> _Set exercise_
Answer these questions about the Christmas tree passage below:
1. In what year did Dan persuade Linda to give up their solid green, unlit tree?
2. On what day is the tree trimming always done?
3. How many trips to the attic begin the process?

> _Provided passage_
◇ ◇ ◇ ◇ ◇ ◇ ◇

O CHRISTMAS TREE, O CHRISTMAS TREE
THIS BLOWS
Back in 2017, Dan talked Linda out of their solid green, unlit tree – which she loved — in favor of a “flocked”, “pre-lit” tree. “Flocked” because he wanted a snowy appearance. “Pre-lit” because he was tired (as was Linda) of buying strands of lights that only lasted a couple of years (maybe).
Not to mention his and Linda’s 30-yr propensity to aggravate each other while stringing the tree with lights. (What is with that process that makes it so annoying?) It probably says something when your kids pour eggnog, perch Indian style on the floor, and nudge each other with elbows, saying “This is going to be good.”, or “Here we go!” And swear “It’s tradition, for ya’ll to fuss over the lights!”
Surely, the pre-lit characteristic will hasten the tree trimming. After all, it is always done the Saturday after Thanksgiving. Commencing with five trips to the attic, followed by dragging everything into the house, then tree assembly, lights, garland, and ornaments.

◇ ◇ ◇ ◇ ◇ ◇ ◇

> _Available data_
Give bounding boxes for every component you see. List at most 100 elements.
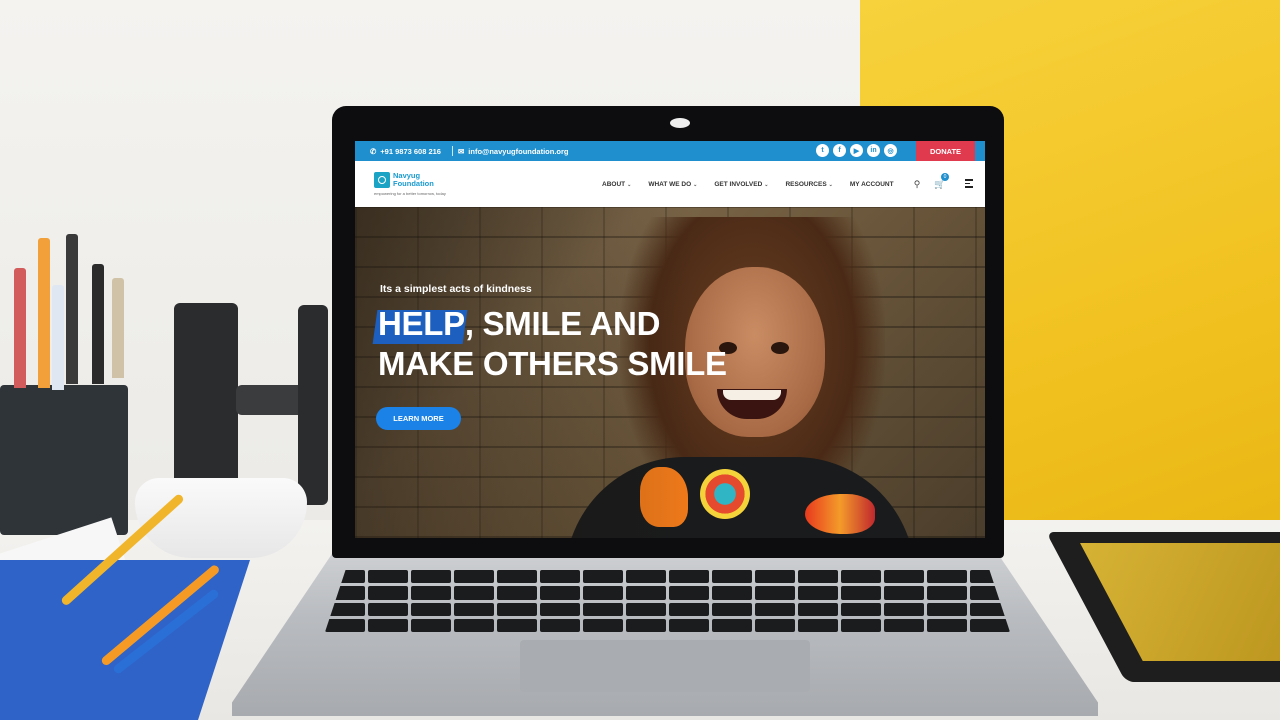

◇ ◇ ◇ ◇ ◇ ◇ ◇

> _Result for this exercise_
1. 2017
2. The Saturday after Thanksgiving
3. Five